Work instructions: Exactly repeat all the records below, omitting the images they hold.

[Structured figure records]
____________________
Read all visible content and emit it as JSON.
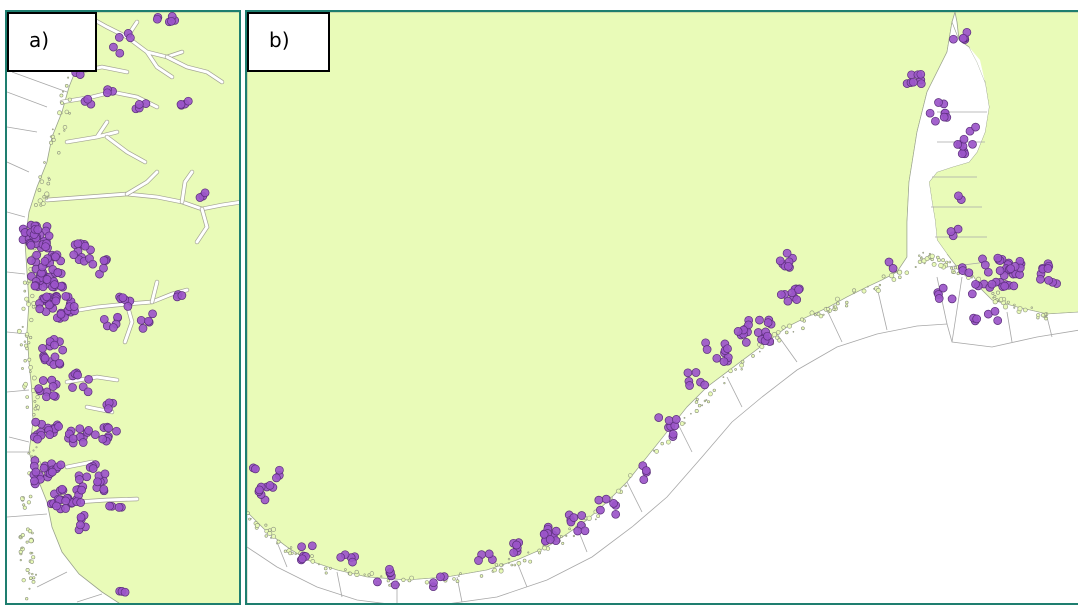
{
  "figure": {
    "panel_a": {
      "label": "a)",
      "point_color": "#9b55c9",
      "point_stroke": "#5b2f7a"
    },
    "panel_b": {
      "label": "b)",
      "point_color": "#9b55c9",
      "point_stroke": "#5b2f7a"
    },
    "colors": {
      "land": "#e9fbb8",
      "sea": "#ffffff",
      "frame": "#1e7e6f",
      "label_border": "#000000"
    }
  }
}
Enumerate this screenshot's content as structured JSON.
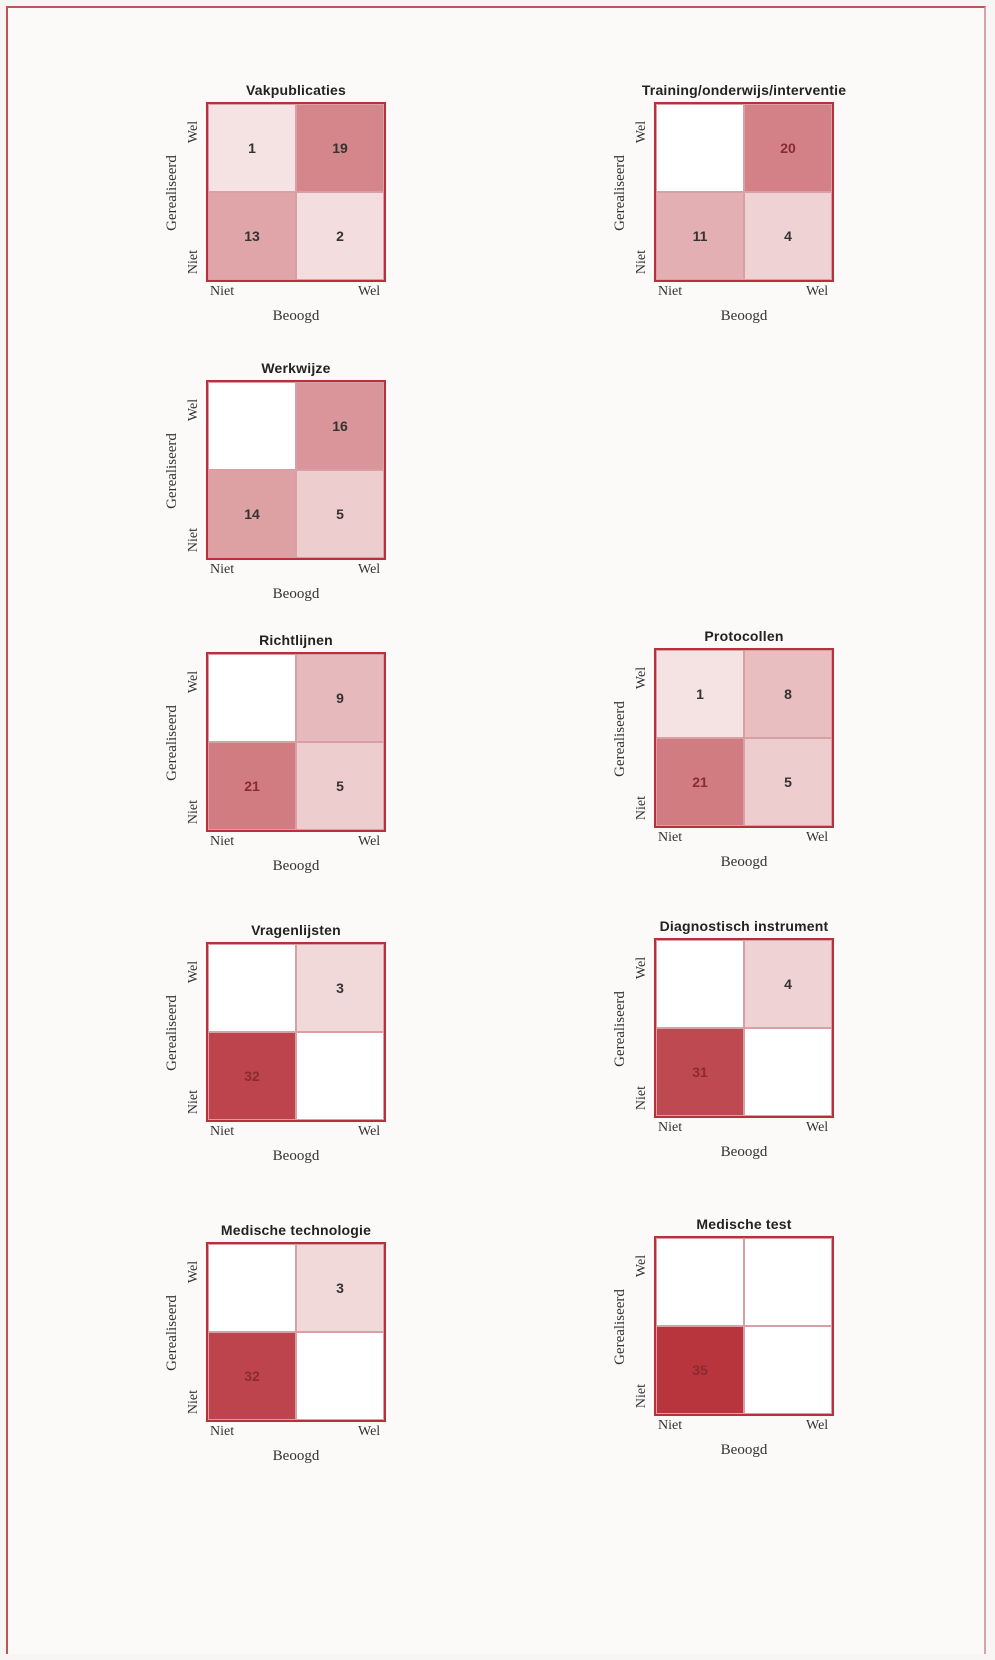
____________________
Correct response:
Read all visible content and emit it as JSON.
{
  "figure": {
    "panel_a": {
      "label": "a)",
      "point_color": "#9b55c9",
      "point_stroke": "#5b2f7a"
    },
    "panel_b": {
      "label": "b)",
      "point_color": "#9b55c9",
      "point_stroke": "#5b2f7a"
    },
    "colors": {
      "land": "#e9fbb8",
      "sea": "#ffffff",
      "frame": "#1e7e6f",
      "label_border": "#000000"
    }
  }
}
Enumerate this screenshot's content as structured JSON.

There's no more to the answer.